_Request A_
Show every line of the listing below that holds the string "interior".

Bristow & Sutor

On the road with an Enforcement Agent

12/07/2021

In this weeks Leading the Way blog, Helen Addis, Bristow & Sutor Social Responsibility and Customer Welfare Manager, details her recent day spent accompanying a member of the EA team, explaining what she has learned from this first-hand experience.

 

 

Since I joined Bristow & Sutor, a key part of my role has been challenging misconceptions about what an Enforcement Agent is and educating people on the potential dangers of those misconceptions. I am responsible for ensuring social value is present and effective in everything the business delivers and connecting with customer groups as well as debt advice sector representatives, with the aim of fostering collaboration, increasing understanding and building an effective chain of support for anyone that may need help.

In order to ensure my advice and shared knowledge is accurate and insightful, I regularly speak to members of staff throughout the business and spend days observing how the individuals that make up our teams put our company values and training into practice. To this end, I recently joined Darren, a directly employed Bristow & Sutor Enforcement Agent, out on the road and shadowed him whilst he completed a full day of visits.

My own perceptions
One of the reasons I was initially drawn to Bristow & Sutor was the attitude of the people the business employs and the ethical standards of being cool, calm and collected. Whilst I was pleased the company recognised this approach as something to strive for and that they incentivise correct vulnerability protocols being followed, my day spent with Darren showed me just how much this reflects the people within the business. Throughout the day, Darren showcased patience and empathy to each person he spoke to whilst balancing his sympathetic nature with an ability to state the facts and maintain a firm stance on the right pathway forward. This must be very hard to do when faced with rejection and emotive behaviour, but Darren remained open-minded and personable in every situation he faced.

It was always the prospect of confrontation that made me think a job as an EA would not be something I could do, but interestingly I found that it was other aspects to the role that presented the greatest challenges requiring unique skills. Each case that a Bristow & Sutor EA picks up has to be treated individually as the cases themselves are not simply numbers; each statistic is a real person with their own circumstances and who deserve to be treated as such. Consistently composing yourself and resetting immediately, even after difficult conversations, to ensure the next person visited is treated with the right level of care and fairness is not something that everybody can do. I was also surprised to learn that the majority of conversations had in a given day are not always with the debtors themselves, but often with people around them. Nobody is going to help you in attempts to conduct tracing and establish whereabouts unless you have impressive rapport building qualities and Darren showed this in abundance, articulating why communicating with him was in the debtor's best interest and how positive outcomes for everyone involved was the only objective.

 

Firm and fair
I knew relationship building was a key component to the job of an EA, but I did not quite realise what an immediate impact these skills had on the outcomes of routine daily visits. Ensuring fair treatment whilst maintaining enforcement as a successful deterrent technique is fundamental to the wider goals of my own job, but EAs deal with this balancing act face to face every day. They are required to calculate what approach is most effective but also suitable for the welfare and needs of each individual. Being firm and fair are traits that must always exist within the same person and the same job. Keeping both present in all activities but knowing which to emphasise is absolutely key.

_Source material_
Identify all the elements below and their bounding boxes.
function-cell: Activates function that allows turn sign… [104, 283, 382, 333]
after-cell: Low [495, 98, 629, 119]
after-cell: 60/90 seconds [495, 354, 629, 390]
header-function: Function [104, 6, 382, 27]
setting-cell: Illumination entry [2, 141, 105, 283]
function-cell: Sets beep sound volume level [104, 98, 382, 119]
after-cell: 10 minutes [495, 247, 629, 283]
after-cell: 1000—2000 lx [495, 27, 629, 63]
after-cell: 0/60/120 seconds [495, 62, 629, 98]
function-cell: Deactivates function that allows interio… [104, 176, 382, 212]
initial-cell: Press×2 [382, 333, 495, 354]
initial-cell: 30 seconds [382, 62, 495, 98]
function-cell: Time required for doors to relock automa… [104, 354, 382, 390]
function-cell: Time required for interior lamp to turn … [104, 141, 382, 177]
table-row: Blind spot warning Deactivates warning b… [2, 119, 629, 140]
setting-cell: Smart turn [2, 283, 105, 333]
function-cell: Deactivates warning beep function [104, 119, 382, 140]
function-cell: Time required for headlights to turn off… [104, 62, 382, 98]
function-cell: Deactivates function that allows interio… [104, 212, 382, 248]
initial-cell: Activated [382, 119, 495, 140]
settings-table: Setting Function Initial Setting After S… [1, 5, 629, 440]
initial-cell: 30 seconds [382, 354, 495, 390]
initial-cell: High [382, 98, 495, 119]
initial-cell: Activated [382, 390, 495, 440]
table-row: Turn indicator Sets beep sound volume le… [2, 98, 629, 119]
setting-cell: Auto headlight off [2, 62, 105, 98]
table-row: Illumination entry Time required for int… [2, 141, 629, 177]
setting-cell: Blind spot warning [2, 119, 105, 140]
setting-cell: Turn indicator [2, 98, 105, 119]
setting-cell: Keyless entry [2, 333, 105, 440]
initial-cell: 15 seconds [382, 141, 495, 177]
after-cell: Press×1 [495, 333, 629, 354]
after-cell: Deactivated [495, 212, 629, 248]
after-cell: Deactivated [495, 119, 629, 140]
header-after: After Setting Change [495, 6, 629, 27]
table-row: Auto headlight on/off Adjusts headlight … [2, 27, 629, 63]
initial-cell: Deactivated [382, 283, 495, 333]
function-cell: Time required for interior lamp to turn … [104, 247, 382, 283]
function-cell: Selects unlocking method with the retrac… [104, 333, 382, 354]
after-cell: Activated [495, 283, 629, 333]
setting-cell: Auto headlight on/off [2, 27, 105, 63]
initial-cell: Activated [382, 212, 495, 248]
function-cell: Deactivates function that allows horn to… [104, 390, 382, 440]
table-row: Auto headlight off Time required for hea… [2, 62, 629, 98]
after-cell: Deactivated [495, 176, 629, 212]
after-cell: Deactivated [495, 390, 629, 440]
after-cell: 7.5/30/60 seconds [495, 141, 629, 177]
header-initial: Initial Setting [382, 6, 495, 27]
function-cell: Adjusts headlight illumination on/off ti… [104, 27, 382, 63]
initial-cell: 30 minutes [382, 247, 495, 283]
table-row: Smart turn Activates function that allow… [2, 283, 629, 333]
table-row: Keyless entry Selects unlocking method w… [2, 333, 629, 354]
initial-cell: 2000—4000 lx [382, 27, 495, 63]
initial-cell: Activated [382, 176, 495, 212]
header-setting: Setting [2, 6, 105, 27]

_Request B_
Repeat the enforcement agent post above word for word, everything from "In this weeks" down to "this first-hand experience.".

_Output A_
function-cell: Time required for interior lamp to turn … [104, 141, 382, 177]
function-cell: Time required for interior lamp to turn … [104, 247, 382, 283]

_Output B_
In this weeks Leading the Way blog, Helen Addis, Bristow & Sutor Social Responsibility and Customer Welfare Manager, details her recent day spent accompanying a member of the EA team, explaining what she has learned from this first-hand experience.